## Given instruction
Each line of the material must be repeated precisely, with the pictures left out.

Figure contents as structured data:
----

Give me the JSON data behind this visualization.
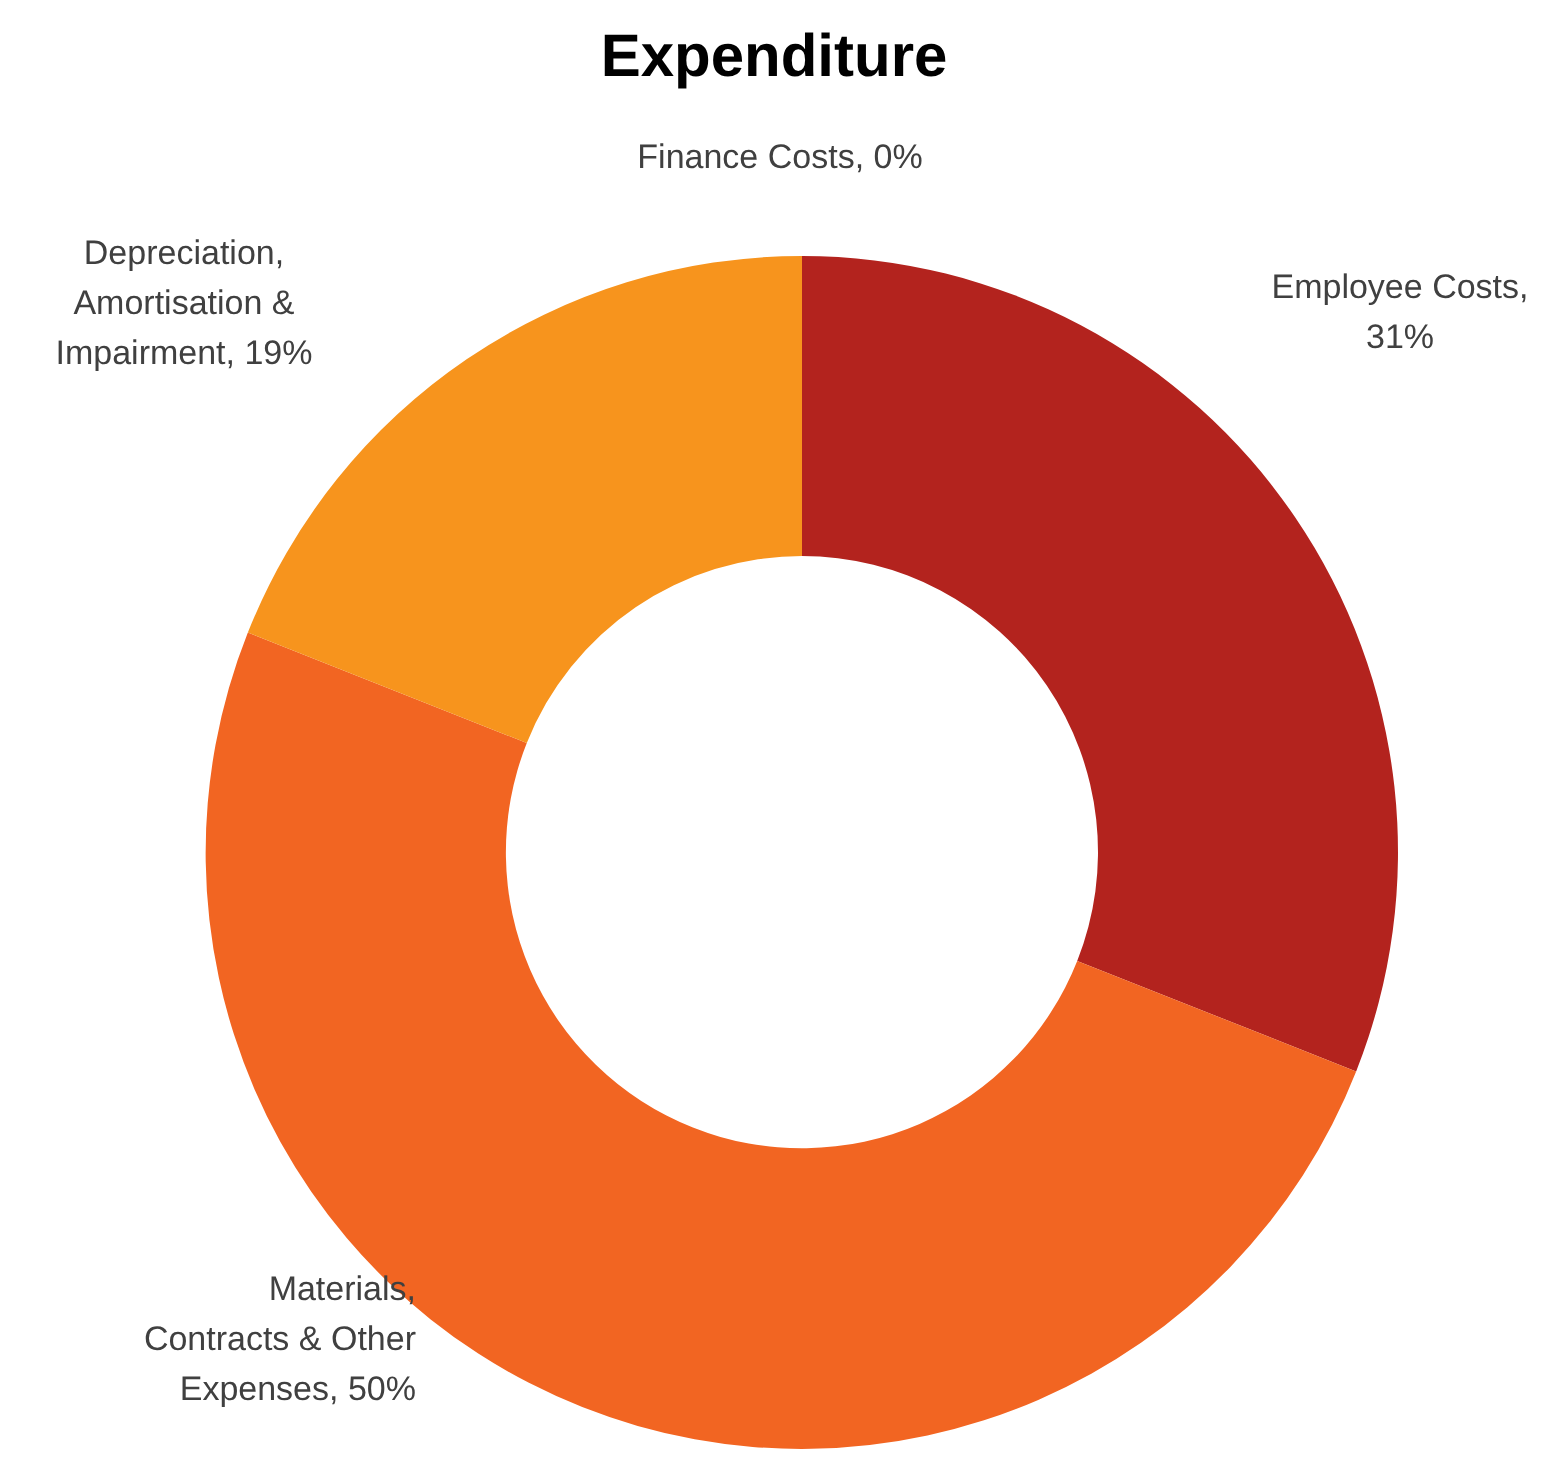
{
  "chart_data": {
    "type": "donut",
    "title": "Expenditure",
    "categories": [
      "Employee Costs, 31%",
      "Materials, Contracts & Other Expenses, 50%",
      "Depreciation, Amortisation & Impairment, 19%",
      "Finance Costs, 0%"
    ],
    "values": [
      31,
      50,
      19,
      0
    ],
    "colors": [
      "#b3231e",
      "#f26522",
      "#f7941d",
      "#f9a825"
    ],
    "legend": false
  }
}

----

## Exercise answer
Give me the JSON data behind this visualization.
{
  "chart_data": {
    "type": "donut",
    "title": "Expenditure",
    "categories": [
      "Employee Costs, 31%",
      "Materials, Contracts & Other Expenses, 50%",
      "Depreciation, Amortisation & Impairment, 19%",
      "Finance Costs, 0%"
    ],
    "values": [
      31,
      50,
      19,
      0
    ],
    "colors": [
      "#b3231e",
      "#f26522",
      "#f7941d",
      "#f9a825"
    ],
    "legend": false
  }
}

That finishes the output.